INPUT RECORDS →
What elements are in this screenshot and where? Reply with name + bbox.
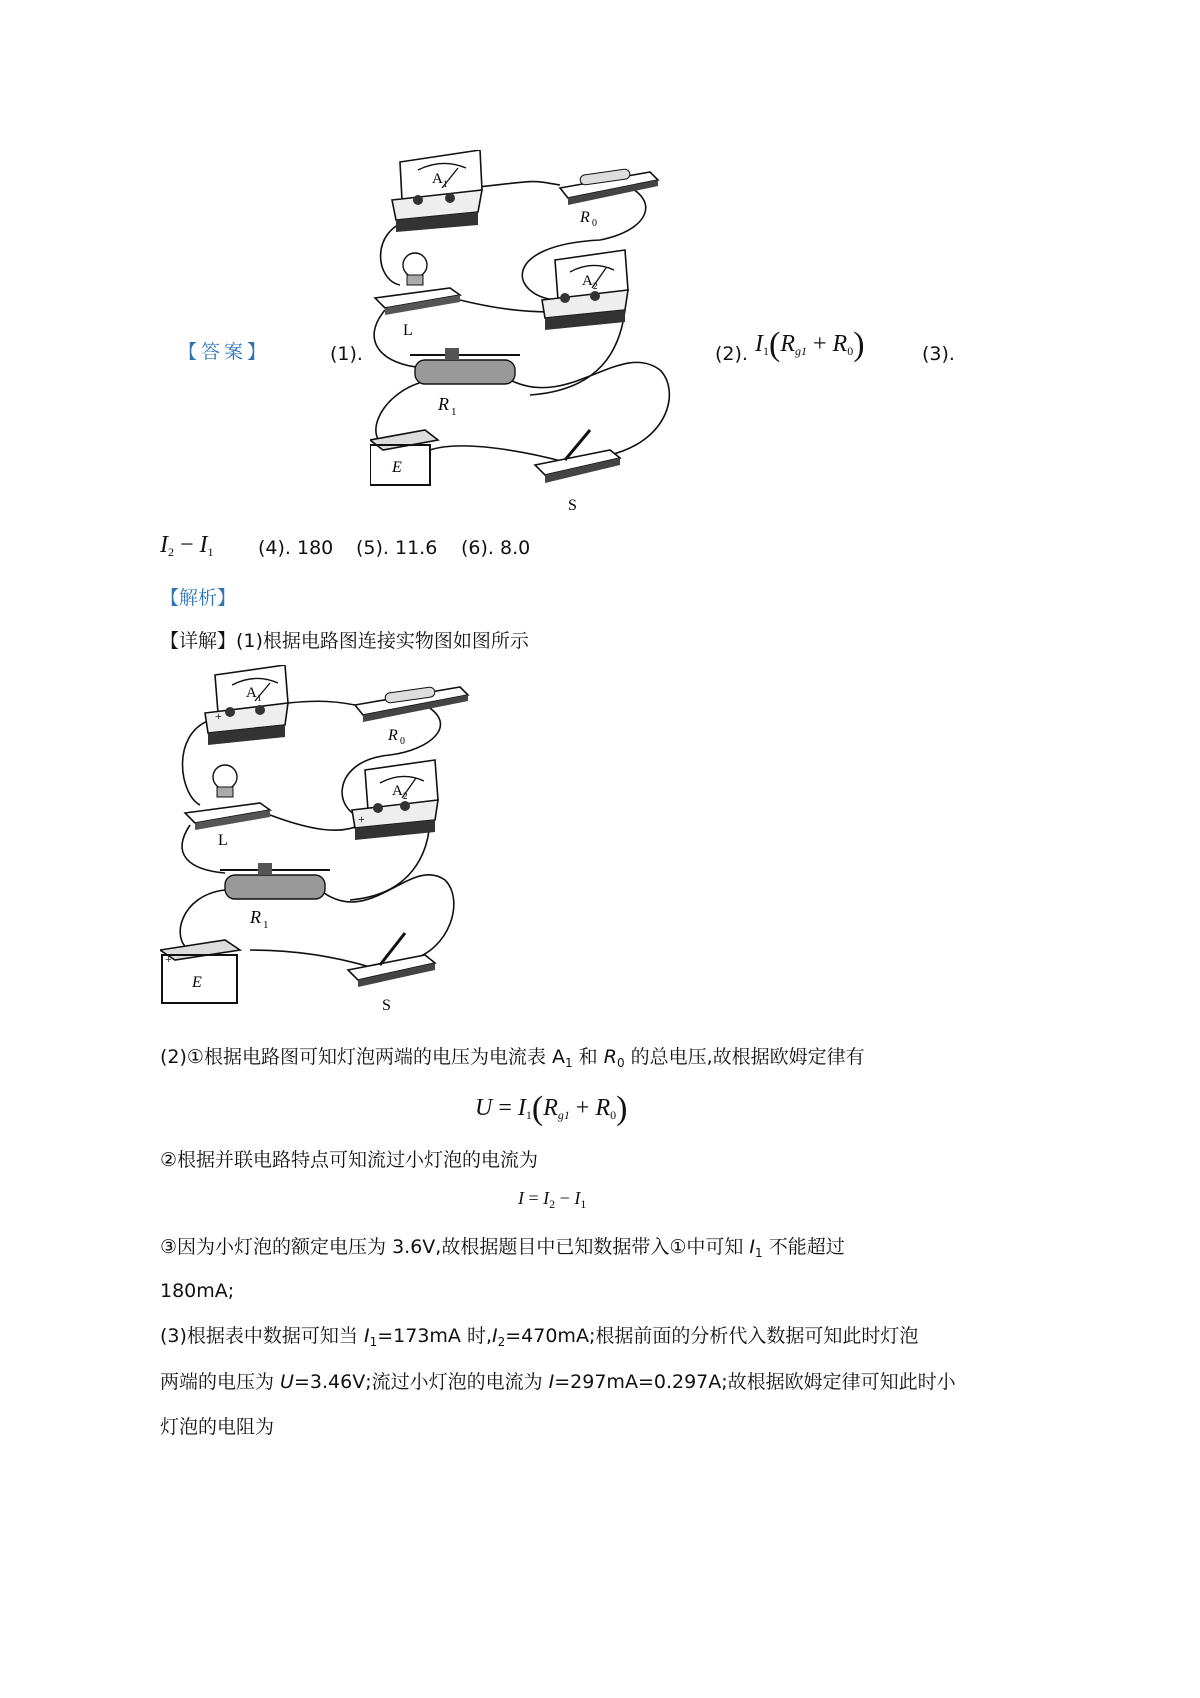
svg-text:1: 1 [443,179,448,189]
circuit-svg-2 [160,665,480,1040]
label-a1: A [246,685,257,701]
detail-line-7: 两端的电压为 U=3.46V;流过小灯泡的电流为 I=297mA=0.297A;故根据欧姆定律可知此时小 [160,1371,956,1393]
answer-part-5: (5). 11.6 [356,537,438,559]
svg-text:+: + [165,952,172,966]
formula-2: $I_1(R_{g1} + R_0)$ [755,326,865,363]
wire [510,362,669,455]
ammeter-a1 [205,665,288,745]
formula-3: $I_2 - I_1$ [160,532,214,559]
wire [374,310,425,368]
battery-e [370,430,438,485]
equation-i: $I = I_2 - I_1$ [518,1188,587,1211]
wire [470,182,560,188]
answer-part-2: (2). [715,343,748,365]
svg-text:+: + [358,812,365,826]
equation-u: $U = I_1(R_{g1} + R_0)$ [475,1090,628,1127]
label-r1: R [438,394,449,414]
svg-text:1: 1 [451,406,457,418]
svg-text:0: 0 [592,218,597,229]
lamp-l [185,765,270,849]
resistor-r0 [355,687,468,747]
svg-text:1: 1 [257,693,262,703]
switch-s [348,933,435,1014]
detail-line-8: 灯泡的电阻为 [160,1416,275,1438]
label-l: L [218,832,228,849]
detail-line-4: ③因为小灯泡的额定电压为 3.6V,故根据题目中已知数据带入①中可知 $I_1$ 不能超过 [160,1236,845,1260]
rheostat-r1 [410,348,520,418]
answer-part-3: (3). [922,343,955,365]
label-s: S [382,997,391,1014]
wire [183,720,211,805]
label-e: E [192,974,202,991]
ammeter-a2 [542,250,628,330]
analysis-label: 【解析】 [160,587,237,609]
wire [430,446,565,462]
rheostat-r1 [220,863,330,931]
label-r0: R [580,209,590,226]
wire [270,815,360,830]
answer-part-4: (4). 180 [258,537,334,559]
detail-line-6: (3)根据表中数据可知当 $I_1=173mA$ 时$,I_2=470mA$;根据前面的分析代入数据可知此时灯泡 [160,1325,919,1349]
detail-line-5: 180mA; [160,1280,235,1302]
detail-line-3: ②根据并联电路特点可知流过小灯泡的电流为 [160,1149,539,1171]
wire [320,875,454,960]
battery-e [160,940,240,1003]
detail-line-2: (2)①根据电路图可知灯泡两端的电压为电流表 $A_1$ 和 $R_0$ 的总电压,故根据欧姆定律有 [160,1046,865,1070]
label-r1: R [250,907,261,927]
label-s: S [568,497,577,514]
circuit-diagram-detail [160,665,480,1040]
answer-label: 【答案】 [178,341,271,363]
label-e: E [392,459,402,476]
label-r0: R [388,727,398,744]
circuit-svg-1 [370,150,690,550]
svg-text:2: 2 [593,281,598,291]
ammeter-a1 [392,150,482,232]
answer-part-1: (1). [330,343,363,365]
svg-text:2: 2 [403,791,408,801]
switch-s [535,430,620,514]
wire [250,950,370,967]
label-l: L [403,322,413,339]
svg-text:0: 0 [400,736,405,747]
ammeter-a2 [352,760,438,840]
answer-part-6: (6). 8.0 [461,537,531,559]
lamp-l [375,253,460,339]
label-a2: A [582,273,593,289]
svg-text:+: + [215,709,222,723]
circuit-diagram-answer [370,150,690,550]
label-a2: A [392,783,403,799]
detail-line-1: 【详解】(1)根据电路图连接实物图如图所示 [160,630,529,652]
label-a1: A [432,171,443,187]
svg-text:1: 1 [263,919,269,931]
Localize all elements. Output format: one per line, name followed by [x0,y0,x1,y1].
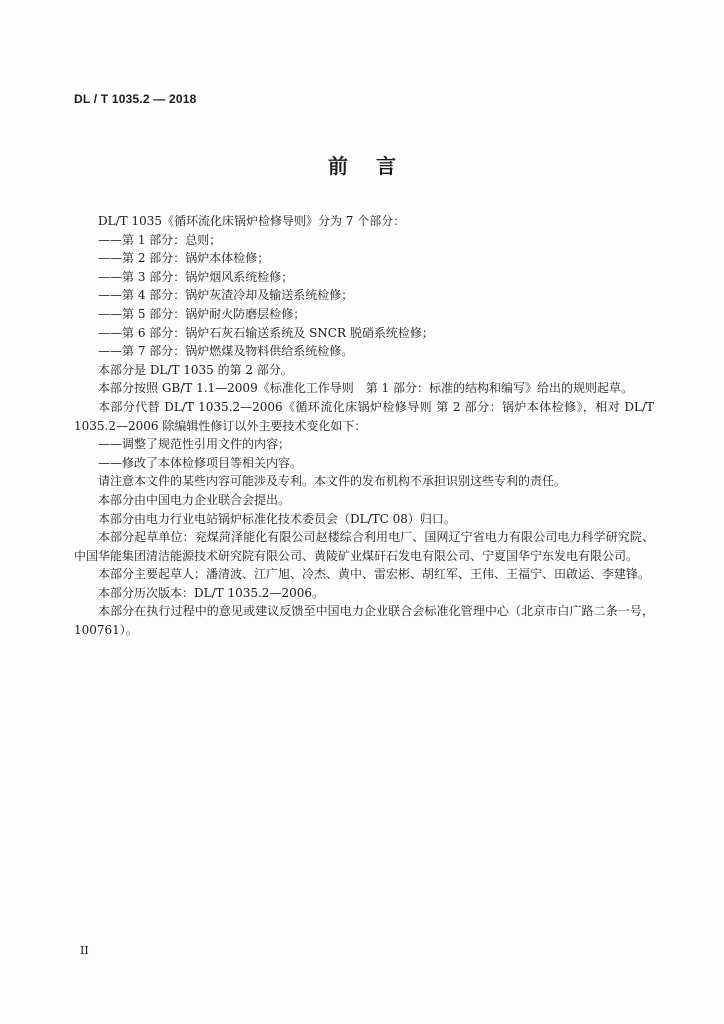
paragraph-drafting-rules: 本部分按照 GB/T 1.1—2009《标准化工作导则 第 1 部分：标准的结构和编写》给出的规则起草。 [98,381,633,396]
paragraph-proposed-by: 本部分由中国电力企业联合会提出。 [98,492,291,507]
paragraph-part-number: 本部分是 DL/T 1035 的第 2 部分。 [98,362,293,377]
paragraph-drafting-organizations: 本部分起草单位：兖煤菏泽能化有限公司赵楼综合利用电厂、国网辽宁省电力有限公司电力科学研究院、中国华能集团清洁能源技术研究院有限公司、黄陵矿业煤矸石发电有限公司、宁夏国华宁东发电有限公司。 [74,530,654,563]
paragraph-replaces: 本部分代替 DL/T 1035.2—2006《循环流化床锅炉检修导则 第 2 部分：锅炉本体检修》，相对 DL/T 1035.2—2006 除编辑性修订以外主要技术变化如下： [74,399,654,433]
document-code: DL / T 1035.2 — 2018 [74,92,197,106]
paragraph-series-intro: DL/T 1035《循环流化床锅炉检修导则》分为 7 个部分： [98,214,406,228]
list-item-change-2: ——修改了本体检修项目等相关内容。 [98,455,303,470]
list-item-part-7: ——第 7 部分：锅炉燃煤及物料供给系统检修。 [98,344,354,359]
paragraph-main-drafters: 本部分主要起草人：潘清波、江广旭、冷杰、黄中、雷宏彬、胡红军、王伟、王福宁、田啟运、李建锋。 [98,567,651,582]
list-item-part-2: ——第 2 部分：锅炉本体检修； [98,251,270,266]
list-item-part-6: ——第 6 部分：锅炉石灰石输送系统及 SNCR 脱硝系统检修； [98,325,434,340]
list-item-part-5: ——第 5 部分：锅炉耐火防磨层检修； [98,306,306,321]
paragraph-feedback: 本部分在执行过程中的意见或建议反馈至中国电力企业联合会标准化管理中心（北京市白广路二条一号，100761）。 [74,604,654,638]
page-title: 前言 [328,154,424,178]
page-number: II [80,944,89,957]
foreword-body [74,212,654,640]
list-item-part-3: ——第 3 部分：锅炉烟风系统检修； [98,269,294,284]
paragraph-previous-editions: 本部分历次版本：DL/T 1035.2—2006。 [98,585,324,600]
list-item-part-1: ——第 1 部分：总则； [98,232,222,247]
list-item-part-4: ——第 4 部分：锅炉灰渣冷却及输送系统检修； [98,288,354,303]
paragraph-patent-notice: 请注意本文件的某些内容可能涉及专利。本文件的发布机构不承担识别这些专利的责任。 [98,474,567,489]
list-item-change-1: ——调整了规范性引用文件的内容； [98,437,291,452]
paragraph-under-jurisdiction: 本部分由电力行业电站锅炉标准化技术委员会（DL/TC 08）归口。 [98,511,456,526]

WHAT THE TASK ASKS → Arrange the records as a numbered list, from the line with "paragraph-drafting-rules: 本部分按照 GB/T" up to and including the line with "paragraph-series-intro: DL/T 1035《循环流化床锅炉检修导则》分为", leaving out any blank lines.

EXERCISE ANSWER →
1. paragraph-drafting-rules: 本部分按照 GB/T 1.1—2009《标准化工作导则 第 1 部分：标准的结构和编写》给出的规则起草。 [98,381,633,396]
2. paragraph-proposed-by: 本部分由中国电力企业联合会提出。 [98,492,291,507]
3. paragraph-part-number: 本部分是 DL/T 1035 的第 2 部分。 [98,362,293,377]
4. paragraph-drafting-organizations: 本部分起草单位：兖煤菏泽能化有限公司赵楼综合利用电厂、国网辽宁省电力有限公司电力科学研究院、中国华能集团清洁能源技术研究院有限公司、黄陵矿业煤矸石发电有限公司、宁夏国华宁东发电有限公司。 [74,530,654,563]
5. paragraph-replaces: 本部分代替 DL/T 1035.2—2006《循环流化床锅炉检修导则 第 2 部分：锅炉本体检修》，相对 DL/T 1035.2—2006 除编辑性修订以外主要技术变化如下： [74,399,654,433]
6. document-code: DL / T 1035.2 — 2018 [74,92,197,106]
7. paragraph-series-intro: DL/T 1035《循环流化床锅炉检修导则》分为 7 个部分： [98,214,406,228]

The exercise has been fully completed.